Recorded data
━━━━

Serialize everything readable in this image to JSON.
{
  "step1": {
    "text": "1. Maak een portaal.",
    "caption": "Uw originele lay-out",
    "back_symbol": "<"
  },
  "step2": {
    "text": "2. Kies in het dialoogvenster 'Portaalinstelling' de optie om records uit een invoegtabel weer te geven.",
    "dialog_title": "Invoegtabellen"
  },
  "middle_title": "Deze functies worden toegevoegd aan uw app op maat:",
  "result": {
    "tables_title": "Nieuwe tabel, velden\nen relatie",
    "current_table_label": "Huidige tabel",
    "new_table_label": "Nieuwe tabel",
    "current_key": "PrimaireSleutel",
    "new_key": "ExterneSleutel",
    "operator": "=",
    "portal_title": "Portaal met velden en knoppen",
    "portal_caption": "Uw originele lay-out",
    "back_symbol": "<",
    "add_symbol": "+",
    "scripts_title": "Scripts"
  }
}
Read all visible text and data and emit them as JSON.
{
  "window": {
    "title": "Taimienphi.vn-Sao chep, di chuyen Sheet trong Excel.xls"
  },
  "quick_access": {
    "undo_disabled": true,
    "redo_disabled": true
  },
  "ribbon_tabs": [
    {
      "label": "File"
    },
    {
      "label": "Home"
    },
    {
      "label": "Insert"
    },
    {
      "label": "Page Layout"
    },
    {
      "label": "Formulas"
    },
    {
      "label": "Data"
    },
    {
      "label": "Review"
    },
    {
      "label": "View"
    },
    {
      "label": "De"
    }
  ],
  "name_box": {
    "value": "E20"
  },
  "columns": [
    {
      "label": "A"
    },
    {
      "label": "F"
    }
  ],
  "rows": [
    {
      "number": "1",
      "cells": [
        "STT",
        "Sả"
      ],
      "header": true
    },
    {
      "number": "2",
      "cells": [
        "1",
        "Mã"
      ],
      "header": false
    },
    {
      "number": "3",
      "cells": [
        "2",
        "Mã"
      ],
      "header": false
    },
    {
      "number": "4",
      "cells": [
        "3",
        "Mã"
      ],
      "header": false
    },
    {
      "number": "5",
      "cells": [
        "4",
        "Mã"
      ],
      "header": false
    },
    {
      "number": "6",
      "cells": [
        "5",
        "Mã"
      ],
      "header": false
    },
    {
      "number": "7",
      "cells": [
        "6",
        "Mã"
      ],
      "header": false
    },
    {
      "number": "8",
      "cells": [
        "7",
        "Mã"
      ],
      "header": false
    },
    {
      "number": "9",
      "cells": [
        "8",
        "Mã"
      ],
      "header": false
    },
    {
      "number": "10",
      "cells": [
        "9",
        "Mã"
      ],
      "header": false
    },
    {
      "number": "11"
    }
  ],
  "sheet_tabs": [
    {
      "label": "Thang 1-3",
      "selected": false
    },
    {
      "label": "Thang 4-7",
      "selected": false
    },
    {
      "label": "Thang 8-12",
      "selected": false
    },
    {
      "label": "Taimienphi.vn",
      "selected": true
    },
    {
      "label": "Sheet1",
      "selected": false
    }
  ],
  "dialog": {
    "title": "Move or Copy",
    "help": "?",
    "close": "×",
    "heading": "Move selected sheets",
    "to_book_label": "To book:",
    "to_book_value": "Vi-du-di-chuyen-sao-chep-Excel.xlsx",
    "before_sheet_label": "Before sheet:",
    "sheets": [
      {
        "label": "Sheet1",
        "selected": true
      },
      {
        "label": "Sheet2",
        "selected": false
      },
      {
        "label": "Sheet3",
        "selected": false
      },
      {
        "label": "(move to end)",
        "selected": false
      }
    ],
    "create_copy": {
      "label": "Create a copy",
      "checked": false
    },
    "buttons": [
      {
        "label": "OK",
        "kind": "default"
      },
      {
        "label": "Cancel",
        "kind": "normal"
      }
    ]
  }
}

━━━━

Exercise directions:
From the entries, report each line that includes the word "number".

Solution to the problem:
      "number": "1",
      "number": "2",
      "number": "3",
      "number": "4",
      "number": "5",
      "number": "6",
      "number": "7",
      "number": "8",
      "number": "9",
      "number": "10",
      "number": "11"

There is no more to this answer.